# DIRECTIVE
Provide only the number of lines in the listing that contain the string "sequence".

# INPUT RECORDS
__________________________________________________

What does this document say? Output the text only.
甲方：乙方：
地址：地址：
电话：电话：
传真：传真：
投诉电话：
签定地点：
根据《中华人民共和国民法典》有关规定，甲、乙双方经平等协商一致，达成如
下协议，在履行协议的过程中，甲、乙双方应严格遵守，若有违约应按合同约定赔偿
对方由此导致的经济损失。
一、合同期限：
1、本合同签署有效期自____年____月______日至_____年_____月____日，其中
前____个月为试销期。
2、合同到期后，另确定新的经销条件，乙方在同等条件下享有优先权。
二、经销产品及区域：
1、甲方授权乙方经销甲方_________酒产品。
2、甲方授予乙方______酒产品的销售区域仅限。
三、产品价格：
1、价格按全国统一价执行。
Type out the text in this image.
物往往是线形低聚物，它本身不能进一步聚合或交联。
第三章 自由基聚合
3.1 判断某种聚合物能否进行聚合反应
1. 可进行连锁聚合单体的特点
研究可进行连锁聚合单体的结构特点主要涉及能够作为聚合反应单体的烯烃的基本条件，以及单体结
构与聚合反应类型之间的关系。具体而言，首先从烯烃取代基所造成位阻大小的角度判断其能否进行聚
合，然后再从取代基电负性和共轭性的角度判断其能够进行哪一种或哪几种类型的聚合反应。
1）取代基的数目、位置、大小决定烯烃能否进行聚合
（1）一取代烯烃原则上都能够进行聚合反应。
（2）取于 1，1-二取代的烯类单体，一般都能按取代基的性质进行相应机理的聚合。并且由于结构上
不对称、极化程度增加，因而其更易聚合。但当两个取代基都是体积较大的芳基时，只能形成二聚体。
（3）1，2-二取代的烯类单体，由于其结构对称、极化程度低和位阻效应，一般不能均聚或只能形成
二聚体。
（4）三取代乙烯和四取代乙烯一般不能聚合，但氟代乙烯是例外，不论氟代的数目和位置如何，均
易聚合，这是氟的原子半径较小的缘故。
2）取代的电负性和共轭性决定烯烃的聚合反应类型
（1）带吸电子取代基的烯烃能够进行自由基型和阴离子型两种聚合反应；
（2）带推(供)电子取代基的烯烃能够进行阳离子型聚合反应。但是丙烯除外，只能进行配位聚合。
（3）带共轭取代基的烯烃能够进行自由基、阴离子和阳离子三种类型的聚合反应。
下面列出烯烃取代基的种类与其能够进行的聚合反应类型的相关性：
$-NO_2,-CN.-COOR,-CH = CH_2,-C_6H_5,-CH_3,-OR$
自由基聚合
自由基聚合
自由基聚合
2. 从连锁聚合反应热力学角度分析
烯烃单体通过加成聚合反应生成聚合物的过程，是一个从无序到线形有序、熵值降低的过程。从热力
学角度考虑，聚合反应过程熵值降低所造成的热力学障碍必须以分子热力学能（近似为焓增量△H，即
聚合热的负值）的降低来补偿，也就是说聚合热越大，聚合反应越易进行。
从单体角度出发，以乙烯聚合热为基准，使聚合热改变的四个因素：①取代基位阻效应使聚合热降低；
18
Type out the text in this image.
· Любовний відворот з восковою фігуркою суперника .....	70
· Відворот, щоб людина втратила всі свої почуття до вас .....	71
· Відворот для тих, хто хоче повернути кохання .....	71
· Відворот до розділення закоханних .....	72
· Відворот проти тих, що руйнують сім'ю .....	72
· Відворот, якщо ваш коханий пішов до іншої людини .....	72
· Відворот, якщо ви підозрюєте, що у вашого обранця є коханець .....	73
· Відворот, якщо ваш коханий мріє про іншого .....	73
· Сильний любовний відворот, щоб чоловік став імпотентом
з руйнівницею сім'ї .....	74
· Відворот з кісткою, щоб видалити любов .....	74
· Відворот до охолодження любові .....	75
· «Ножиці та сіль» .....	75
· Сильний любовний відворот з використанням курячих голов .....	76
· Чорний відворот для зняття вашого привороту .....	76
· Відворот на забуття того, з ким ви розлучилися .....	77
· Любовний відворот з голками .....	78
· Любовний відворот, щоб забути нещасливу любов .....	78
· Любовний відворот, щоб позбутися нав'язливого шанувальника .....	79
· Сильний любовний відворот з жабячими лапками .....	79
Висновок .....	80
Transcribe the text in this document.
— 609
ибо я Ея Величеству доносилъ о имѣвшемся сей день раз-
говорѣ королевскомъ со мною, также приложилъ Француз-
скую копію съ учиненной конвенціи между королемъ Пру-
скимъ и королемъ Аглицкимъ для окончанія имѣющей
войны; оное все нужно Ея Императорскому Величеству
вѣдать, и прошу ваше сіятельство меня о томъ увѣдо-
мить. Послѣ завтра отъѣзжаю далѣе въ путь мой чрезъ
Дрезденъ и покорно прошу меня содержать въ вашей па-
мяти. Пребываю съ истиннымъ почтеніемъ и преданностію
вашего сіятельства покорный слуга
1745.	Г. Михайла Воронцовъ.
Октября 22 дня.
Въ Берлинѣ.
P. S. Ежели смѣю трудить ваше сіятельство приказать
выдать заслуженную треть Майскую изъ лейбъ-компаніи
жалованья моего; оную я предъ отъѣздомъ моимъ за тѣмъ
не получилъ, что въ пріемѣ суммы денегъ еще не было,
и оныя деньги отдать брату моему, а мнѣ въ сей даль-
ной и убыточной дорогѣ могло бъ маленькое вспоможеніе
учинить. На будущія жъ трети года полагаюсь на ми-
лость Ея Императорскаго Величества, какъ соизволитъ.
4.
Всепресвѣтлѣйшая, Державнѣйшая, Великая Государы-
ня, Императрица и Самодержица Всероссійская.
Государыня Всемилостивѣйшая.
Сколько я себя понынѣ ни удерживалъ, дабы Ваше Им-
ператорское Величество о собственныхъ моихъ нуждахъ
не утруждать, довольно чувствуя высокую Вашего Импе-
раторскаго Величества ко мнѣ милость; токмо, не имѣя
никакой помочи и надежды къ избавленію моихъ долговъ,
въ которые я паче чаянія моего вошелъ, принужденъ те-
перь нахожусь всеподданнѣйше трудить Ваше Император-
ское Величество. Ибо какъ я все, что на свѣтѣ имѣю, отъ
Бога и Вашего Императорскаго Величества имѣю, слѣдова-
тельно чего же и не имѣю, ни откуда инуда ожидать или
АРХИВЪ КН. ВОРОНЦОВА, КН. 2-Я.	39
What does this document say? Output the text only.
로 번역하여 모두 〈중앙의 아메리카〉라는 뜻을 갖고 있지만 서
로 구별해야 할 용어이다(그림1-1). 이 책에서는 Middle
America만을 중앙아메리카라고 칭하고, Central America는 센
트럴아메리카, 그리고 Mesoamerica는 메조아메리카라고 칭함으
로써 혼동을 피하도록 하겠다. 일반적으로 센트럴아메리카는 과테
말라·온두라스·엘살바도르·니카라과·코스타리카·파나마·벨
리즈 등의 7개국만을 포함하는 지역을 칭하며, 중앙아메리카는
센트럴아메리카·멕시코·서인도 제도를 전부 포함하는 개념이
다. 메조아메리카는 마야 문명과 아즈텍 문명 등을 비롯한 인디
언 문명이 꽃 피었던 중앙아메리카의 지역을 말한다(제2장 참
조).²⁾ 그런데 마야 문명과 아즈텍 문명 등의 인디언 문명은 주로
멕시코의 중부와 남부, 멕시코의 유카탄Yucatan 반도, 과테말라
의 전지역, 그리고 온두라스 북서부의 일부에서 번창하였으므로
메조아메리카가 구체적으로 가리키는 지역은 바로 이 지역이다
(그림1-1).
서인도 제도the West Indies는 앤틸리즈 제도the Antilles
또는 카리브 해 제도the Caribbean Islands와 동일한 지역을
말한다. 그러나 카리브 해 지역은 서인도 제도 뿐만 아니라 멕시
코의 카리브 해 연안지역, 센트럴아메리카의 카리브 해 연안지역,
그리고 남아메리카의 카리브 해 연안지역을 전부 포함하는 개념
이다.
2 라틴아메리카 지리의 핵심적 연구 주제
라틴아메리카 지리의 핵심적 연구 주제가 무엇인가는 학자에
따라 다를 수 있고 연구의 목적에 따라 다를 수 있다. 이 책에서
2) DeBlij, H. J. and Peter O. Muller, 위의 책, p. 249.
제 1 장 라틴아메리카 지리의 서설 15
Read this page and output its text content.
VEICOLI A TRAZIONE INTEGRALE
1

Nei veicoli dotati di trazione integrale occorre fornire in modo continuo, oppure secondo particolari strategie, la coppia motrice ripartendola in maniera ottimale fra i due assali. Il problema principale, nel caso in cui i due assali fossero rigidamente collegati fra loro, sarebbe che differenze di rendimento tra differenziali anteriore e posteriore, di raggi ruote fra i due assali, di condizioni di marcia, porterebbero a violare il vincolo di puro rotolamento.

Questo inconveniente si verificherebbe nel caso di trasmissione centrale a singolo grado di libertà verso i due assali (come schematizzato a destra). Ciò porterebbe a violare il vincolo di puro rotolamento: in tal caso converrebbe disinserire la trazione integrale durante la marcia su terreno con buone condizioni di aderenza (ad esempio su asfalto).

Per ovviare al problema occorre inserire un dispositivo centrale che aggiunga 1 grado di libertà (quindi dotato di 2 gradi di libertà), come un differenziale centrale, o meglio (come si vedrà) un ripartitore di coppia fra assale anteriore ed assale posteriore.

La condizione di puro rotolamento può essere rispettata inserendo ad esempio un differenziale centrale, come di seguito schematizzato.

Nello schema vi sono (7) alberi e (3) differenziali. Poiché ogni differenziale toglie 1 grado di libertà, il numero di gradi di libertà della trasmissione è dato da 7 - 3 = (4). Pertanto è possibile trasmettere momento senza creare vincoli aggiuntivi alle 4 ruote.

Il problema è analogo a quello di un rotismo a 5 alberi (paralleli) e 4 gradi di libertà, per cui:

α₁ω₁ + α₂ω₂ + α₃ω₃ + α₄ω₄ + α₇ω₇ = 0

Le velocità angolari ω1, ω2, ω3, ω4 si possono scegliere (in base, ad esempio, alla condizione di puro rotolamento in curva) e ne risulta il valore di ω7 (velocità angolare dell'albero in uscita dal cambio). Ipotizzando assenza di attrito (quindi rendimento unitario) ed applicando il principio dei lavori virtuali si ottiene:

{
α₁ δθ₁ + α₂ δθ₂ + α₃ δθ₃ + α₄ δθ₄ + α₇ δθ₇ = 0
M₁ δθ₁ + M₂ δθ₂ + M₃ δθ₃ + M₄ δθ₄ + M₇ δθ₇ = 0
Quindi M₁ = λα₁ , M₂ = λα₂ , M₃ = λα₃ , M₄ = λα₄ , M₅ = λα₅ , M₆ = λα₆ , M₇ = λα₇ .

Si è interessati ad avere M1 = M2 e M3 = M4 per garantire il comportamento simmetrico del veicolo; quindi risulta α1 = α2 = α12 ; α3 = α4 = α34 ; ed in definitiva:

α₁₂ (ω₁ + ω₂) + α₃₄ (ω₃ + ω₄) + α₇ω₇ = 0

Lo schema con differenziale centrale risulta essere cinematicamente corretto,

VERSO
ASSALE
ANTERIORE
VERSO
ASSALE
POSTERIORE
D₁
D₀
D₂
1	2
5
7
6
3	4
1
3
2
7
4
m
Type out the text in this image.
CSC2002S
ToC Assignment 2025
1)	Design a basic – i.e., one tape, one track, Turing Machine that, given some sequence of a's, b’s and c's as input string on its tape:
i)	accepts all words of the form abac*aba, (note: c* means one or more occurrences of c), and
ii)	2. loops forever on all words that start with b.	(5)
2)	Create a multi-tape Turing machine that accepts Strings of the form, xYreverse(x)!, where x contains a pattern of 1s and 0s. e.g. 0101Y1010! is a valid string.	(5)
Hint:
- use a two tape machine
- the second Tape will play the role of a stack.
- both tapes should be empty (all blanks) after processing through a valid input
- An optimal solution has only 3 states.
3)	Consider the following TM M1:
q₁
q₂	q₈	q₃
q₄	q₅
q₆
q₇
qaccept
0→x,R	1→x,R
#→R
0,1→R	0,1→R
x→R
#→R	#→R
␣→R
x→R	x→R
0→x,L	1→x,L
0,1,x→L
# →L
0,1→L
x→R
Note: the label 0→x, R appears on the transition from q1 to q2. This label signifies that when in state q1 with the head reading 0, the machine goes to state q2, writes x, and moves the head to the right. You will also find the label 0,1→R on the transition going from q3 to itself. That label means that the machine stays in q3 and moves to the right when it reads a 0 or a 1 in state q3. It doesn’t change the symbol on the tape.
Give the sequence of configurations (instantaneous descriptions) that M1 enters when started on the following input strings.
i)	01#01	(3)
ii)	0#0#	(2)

__________________________________________________

# TASK ANSWER
2